Instruction — In the data below, find every line that has the string "help", and copy it.

Given entries —
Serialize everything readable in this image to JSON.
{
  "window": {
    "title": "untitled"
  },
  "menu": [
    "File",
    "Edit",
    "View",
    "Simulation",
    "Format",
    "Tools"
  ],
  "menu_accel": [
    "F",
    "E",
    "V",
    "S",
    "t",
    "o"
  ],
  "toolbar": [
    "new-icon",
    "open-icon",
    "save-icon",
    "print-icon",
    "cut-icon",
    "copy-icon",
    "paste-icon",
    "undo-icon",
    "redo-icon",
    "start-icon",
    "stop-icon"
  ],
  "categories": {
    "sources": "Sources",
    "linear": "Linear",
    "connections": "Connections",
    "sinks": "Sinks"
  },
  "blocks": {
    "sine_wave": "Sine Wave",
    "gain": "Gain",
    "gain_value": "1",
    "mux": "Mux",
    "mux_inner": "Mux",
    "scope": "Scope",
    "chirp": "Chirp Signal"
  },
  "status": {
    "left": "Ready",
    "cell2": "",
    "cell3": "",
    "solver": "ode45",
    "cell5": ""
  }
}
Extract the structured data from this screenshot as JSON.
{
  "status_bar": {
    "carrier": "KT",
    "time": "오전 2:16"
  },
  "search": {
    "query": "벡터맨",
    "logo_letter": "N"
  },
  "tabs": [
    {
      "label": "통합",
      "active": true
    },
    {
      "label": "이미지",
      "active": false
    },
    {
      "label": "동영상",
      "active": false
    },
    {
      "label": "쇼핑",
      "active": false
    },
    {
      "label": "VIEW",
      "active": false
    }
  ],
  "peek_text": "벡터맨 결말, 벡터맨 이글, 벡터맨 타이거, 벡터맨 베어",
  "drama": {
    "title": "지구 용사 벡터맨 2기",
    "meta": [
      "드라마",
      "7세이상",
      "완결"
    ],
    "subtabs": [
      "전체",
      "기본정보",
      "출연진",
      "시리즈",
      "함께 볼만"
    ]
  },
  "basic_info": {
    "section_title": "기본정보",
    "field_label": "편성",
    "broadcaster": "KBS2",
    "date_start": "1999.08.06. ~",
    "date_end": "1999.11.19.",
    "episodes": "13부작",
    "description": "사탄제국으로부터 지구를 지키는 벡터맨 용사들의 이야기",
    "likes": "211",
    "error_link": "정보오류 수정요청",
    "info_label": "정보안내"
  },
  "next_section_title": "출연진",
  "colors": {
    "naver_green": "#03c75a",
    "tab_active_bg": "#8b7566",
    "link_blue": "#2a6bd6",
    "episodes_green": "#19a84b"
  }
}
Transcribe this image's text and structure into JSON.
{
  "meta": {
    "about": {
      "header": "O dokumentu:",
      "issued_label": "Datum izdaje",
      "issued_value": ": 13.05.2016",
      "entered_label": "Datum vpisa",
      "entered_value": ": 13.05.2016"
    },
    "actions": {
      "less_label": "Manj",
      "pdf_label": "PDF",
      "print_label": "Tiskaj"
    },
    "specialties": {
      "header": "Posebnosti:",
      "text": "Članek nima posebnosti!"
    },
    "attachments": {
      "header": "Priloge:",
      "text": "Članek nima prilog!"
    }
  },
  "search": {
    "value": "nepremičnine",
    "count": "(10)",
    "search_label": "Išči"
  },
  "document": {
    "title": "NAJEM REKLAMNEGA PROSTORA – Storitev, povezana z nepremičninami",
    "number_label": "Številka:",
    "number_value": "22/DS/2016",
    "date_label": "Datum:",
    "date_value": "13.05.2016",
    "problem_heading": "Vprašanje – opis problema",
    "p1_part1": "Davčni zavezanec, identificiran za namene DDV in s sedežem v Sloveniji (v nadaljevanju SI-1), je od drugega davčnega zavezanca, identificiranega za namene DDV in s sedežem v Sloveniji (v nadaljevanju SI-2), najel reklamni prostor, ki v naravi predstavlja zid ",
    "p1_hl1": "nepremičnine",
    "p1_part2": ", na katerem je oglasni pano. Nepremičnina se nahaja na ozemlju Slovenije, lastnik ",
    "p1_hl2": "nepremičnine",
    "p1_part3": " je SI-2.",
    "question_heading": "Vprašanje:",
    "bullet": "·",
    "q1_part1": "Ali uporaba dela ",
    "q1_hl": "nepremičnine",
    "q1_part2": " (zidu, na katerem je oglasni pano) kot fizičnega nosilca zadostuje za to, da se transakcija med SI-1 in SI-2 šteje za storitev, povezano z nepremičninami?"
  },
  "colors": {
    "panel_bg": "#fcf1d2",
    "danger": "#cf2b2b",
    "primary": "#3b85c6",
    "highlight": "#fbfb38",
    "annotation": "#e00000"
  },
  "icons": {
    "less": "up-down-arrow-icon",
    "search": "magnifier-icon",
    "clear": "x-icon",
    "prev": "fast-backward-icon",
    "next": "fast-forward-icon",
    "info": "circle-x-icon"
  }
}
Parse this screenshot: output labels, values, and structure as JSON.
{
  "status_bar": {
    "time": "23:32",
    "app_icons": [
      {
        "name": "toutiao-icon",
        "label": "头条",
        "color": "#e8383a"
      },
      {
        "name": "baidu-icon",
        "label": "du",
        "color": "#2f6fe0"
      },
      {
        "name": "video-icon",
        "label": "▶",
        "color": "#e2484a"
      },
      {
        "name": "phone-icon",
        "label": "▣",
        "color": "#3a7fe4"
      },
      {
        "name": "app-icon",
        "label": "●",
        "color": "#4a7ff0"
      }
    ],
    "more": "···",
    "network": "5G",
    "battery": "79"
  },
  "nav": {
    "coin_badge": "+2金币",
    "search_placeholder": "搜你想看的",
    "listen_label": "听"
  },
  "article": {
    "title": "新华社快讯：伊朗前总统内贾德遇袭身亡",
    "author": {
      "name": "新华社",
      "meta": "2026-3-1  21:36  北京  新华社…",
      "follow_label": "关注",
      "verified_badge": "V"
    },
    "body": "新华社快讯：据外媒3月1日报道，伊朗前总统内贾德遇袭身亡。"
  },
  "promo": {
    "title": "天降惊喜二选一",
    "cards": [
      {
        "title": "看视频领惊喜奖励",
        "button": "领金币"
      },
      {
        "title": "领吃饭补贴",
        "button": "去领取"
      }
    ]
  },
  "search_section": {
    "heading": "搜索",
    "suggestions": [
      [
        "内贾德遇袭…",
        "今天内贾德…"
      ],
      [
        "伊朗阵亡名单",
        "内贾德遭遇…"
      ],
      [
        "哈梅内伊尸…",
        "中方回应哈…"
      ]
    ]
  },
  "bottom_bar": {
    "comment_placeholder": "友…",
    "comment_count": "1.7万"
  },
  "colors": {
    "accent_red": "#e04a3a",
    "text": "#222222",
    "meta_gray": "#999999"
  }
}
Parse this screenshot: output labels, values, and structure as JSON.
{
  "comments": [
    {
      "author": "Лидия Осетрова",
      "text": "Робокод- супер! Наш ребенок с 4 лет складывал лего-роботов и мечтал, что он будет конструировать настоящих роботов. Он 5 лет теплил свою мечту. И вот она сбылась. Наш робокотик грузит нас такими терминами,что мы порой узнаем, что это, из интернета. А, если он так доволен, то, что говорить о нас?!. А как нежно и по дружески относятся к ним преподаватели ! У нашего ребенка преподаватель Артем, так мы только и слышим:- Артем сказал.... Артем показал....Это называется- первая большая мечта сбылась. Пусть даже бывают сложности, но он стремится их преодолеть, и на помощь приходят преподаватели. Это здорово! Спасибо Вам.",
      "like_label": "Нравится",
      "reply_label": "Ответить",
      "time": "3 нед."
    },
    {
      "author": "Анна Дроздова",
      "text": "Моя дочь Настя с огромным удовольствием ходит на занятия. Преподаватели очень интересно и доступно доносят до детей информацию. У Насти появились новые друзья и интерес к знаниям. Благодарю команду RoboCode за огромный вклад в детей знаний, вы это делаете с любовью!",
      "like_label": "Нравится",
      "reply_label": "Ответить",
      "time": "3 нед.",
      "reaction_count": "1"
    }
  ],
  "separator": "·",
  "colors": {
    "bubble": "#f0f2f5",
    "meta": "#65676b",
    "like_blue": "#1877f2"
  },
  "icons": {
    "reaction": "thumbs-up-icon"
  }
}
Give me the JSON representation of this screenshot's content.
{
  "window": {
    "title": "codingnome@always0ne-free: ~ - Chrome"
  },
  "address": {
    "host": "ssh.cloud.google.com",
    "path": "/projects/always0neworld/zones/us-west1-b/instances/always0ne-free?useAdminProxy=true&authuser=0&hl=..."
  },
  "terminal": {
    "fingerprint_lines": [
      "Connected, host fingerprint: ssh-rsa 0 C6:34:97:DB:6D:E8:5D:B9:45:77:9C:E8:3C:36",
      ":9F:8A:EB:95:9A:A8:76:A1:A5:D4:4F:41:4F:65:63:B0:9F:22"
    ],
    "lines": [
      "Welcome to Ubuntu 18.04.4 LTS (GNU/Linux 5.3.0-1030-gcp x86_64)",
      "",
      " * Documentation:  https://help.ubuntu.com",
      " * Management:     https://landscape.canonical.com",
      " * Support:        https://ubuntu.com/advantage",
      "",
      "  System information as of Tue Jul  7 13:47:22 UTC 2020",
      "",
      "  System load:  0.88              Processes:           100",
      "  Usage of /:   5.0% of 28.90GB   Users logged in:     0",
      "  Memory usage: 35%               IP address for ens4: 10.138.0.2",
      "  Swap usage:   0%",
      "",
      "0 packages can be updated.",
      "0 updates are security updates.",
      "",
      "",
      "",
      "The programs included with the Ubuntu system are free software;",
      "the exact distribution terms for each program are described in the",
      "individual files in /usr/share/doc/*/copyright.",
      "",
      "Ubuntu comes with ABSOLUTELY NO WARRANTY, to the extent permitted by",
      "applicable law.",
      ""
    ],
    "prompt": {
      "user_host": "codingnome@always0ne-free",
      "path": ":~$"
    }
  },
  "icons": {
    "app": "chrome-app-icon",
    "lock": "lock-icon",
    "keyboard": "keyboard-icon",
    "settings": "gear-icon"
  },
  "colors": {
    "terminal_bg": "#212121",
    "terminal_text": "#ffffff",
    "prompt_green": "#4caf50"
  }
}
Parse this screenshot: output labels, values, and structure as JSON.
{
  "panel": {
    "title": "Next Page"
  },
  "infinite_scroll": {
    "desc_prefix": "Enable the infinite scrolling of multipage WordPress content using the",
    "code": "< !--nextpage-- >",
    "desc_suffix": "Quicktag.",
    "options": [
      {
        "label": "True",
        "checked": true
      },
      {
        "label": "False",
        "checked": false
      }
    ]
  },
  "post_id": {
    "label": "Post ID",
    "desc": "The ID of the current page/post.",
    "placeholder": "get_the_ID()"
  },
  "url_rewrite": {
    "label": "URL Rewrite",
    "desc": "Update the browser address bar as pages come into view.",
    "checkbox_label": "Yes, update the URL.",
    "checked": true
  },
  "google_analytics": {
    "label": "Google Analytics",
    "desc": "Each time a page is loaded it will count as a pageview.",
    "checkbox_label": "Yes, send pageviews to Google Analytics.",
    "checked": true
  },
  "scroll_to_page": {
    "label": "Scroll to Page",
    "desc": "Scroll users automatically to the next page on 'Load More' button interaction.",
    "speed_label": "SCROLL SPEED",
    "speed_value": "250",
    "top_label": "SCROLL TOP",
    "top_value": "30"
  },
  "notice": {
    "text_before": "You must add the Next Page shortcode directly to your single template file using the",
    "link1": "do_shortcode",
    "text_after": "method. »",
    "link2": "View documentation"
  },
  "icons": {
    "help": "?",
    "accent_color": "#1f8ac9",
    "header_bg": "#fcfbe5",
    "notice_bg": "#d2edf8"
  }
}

Solution —
      " * Documentation:  https://help.ubuntu.com",
    "help": "?",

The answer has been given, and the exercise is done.